Your goal » Each line containing the word "title" needs to be copied.

* begin Records for the task *

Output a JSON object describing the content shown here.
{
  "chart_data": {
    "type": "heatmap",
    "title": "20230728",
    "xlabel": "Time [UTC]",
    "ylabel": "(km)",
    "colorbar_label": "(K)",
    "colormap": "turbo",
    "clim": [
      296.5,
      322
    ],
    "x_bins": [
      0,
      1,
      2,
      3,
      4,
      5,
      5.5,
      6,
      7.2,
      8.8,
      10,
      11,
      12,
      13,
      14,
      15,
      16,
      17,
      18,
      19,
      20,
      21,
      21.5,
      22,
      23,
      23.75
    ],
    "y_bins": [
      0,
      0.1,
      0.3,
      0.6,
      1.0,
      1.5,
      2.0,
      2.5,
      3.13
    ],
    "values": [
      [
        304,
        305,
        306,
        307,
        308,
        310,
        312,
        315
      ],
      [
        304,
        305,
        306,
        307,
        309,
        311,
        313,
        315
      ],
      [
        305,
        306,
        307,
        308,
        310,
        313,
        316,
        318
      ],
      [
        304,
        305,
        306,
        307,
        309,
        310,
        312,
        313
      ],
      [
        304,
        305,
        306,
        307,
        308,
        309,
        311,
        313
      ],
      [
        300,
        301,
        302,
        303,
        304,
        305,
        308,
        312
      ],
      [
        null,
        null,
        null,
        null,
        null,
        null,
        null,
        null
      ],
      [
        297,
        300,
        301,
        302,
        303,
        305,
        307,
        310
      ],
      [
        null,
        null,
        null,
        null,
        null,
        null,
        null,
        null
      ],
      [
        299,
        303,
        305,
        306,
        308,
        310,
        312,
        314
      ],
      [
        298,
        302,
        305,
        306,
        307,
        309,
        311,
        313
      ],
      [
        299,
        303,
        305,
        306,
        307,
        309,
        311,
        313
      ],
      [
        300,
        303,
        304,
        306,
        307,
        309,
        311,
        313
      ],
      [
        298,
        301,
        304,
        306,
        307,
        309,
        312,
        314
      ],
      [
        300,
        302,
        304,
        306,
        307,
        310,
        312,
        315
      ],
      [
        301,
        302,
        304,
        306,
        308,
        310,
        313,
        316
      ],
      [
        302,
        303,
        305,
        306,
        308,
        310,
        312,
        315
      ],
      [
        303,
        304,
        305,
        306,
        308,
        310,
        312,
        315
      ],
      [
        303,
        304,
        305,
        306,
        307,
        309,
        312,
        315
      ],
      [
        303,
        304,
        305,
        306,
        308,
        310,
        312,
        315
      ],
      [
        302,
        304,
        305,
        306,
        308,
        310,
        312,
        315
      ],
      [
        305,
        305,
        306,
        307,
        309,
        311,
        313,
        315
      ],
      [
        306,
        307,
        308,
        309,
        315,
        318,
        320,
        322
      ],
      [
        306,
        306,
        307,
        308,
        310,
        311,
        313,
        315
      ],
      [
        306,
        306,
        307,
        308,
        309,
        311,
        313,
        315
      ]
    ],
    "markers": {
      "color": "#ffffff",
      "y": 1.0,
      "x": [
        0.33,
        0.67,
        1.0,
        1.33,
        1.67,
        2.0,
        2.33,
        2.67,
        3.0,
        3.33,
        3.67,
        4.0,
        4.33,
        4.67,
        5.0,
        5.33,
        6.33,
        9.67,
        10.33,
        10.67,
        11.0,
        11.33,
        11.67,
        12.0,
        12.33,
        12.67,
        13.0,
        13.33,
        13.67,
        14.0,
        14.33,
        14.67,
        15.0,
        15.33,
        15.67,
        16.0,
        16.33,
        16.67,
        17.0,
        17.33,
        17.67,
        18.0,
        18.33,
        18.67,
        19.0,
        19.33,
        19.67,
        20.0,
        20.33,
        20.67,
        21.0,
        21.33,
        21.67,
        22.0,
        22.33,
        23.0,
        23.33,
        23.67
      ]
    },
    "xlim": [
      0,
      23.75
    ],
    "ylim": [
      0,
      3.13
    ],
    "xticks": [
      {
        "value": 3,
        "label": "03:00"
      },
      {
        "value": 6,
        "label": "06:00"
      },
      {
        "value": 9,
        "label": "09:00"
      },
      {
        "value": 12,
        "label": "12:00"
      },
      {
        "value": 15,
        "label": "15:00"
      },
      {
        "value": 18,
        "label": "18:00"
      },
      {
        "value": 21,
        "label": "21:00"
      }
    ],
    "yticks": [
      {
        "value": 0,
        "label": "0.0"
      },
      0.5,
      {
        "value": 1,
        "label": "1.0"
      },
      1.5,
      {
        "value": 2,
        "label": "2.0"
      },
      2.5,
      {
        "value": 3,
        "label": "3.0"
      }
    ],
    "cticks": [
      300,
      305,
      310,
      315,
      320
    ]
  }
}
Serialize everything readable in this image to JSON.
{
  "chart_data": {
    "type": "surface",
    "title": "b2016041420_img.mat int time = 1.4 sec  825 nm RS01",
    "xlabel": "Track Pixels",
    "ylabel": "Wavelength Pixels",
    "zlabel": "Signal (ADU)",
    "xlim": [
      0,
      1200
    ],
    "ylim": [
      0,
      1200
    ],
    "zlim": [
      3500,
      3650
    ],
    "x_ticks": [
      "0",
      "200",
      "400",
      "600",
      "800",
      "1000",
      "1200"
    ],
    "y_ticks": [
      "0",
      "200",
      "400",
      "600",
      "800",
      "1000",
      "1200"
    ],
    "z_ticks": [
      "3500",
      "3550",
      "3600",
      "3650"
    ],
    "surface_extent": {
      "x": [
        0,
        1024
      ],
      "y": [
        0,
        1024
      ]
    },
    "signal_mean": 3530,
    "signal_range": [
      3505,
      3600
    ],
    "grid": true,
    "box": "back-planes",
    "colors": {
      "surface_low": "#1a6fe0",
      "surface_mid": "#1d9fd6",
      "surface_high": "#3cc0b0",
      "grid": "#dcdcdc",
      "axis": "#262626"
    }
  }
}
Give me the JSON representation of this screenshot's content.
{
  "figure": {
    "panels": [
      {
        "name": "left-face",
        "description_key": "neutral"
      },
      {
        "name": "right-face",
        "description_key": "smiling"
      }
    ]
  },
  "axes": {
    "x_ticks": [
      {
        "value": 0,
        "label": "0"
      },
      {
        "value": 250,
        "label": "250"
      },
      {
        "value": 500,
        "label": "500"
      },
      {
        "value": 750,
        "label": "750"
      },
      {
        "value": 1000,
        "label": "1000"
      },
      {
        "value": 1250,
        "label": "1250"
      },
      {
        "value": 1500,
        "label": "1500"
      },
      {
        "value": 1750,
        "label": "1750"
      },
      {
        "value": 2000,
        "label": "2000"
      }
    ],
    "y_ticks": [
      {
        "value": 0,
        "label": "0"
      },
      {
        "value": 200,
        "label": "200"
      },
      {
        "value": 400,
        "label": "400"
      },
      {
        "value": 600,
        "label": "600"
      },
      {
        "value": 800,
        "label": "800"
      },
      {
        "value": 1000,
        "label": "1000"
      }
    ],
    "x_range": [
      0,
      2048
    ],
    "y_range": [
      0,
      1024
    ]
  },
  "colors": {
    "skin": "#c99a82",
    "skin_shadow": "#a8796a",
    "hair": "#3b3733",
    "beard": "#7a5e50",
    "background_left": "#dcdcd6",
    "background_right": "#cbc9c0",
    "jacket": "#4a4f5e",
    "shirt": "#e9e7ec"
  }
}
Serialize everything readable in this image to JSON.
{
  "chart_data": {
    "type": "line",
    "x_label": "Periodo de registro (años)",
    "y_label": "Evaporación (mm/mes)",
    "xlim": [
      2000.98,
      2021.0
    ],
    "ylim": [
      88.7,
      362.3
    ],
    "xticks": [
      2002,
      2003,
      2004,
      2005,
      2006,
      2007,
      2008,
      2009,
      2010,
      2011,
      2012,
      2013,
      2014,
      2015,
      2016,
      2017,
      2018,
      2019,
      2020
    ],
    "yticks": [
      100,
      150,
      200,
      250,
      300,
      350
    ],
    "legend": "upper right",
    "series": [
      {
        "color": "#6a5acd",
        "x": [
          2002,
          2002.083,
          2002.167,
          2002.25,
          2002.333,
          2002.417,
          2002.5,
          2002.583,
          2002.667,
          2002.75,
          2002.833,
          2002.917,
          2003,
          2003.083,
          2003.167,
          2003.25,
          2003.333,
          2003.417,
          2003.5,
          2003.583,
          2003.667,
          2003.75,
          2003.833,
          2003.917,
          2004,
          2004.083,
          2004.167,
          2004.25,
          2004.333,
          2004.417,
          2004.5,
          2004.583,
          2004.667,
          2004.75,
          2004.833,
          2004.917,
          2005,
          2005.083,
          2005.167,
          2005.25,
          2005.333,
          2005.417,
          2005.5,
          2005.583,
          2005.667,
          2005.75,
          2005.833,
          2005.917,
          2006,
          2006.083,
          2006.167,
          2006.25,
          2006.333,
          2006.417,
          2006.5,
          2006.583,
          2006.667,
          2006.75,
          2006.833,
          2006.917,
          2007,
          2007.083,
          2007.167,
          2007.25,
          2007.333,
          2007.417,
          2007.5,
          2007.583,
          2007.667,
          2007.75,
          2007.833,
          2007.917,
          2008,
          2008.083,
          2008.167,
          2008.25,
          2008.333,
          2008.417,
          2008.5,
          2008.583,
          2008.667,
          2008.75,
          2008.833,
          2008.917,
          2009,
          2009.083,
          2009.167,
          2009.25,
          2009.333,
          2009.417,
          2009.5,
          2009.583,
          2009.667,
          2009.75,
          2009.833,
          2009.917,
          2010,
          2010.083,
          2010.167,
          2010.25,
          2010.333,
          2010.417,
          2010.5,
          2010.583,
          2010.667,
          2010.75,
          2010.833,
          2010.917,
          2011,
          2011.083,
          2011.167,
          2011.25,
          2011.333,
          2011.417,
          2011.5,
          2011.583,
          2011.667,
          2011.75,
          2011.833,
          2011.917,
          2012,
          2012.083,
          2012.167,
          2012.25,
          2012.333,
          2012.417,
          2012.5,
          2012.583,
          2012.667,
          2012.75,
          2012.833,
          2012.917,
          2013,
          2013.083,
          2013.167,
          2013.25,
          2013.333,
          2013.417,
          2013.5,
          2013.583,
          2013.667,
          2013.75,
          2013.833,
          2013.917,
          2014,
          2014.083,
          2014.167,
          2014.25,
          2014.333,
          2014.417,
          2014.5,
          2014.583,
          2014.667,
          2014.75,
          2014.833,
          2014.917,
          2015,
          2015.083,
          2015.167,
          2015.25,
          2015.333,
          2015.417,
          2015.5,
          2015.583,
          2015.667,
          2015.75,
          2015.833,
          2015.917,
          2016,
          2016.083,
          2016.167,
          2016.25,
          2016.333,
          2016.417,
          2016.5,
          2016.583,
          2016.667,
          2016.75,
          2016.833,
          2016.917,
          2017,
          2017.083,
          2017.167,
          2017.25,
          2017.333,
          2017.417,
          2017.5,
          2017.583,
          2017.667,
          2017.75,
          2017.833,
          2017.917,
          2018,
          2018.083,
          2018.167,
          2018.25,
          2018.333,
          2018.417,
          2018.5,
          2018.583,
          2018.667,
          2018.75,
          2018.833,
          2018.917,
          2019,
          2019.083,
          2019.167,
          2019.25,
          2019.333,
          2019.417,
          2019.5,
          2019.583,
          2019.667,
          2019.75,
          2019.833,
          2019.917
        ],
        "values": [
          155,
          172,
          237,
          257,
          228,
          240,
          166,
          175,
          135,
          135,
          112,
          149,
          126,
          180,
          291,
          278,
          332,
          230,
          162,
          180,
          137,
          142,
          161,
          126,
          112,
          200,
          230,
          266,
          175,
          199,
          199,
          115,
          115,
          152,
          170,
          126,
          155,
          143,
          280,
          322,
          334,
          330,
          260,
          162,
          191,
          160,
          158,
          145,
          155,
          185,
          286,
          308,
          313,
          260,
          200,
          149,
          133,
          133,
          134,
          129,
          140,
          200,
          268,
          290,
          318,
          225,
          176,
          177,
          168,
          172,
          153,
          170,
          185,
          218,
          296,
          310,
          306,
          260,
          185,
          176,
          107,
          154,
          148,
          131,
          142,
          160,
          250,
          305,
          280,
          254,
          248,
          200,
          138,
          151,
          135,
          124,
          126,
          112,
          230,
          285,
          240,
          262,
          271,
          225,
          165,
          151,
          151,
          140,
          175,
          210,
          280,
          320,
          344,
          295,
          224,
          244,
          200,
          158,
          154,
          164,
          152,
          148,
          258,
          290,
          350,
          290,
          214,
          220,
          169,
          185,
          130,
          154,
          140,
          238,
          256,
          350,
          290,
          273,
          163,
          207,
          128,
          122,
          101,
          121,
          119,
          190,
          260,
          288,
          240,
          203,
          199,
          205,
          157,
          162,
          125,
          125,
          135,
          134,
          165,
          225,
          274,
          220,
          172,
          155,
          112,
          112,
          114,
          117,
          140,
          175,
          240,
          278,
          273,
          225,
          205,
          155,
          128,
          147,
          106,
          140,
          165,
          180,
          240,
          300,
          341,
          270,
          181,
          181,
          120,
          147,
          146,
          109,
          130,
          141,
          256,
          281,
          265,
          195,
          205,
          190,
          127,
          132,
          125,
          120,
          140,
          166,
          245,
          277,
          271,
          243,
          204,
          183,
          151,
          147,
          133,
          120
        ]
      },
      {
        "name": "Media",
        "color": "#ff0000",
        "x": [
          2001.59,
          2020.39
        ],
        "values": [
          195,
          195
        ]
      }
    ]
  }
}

* end Records for the task *

Output of the task »
    "title": "20230728",
    "title": "b2016041420_img.mat int time = 1.4 sec  825 nm RS01",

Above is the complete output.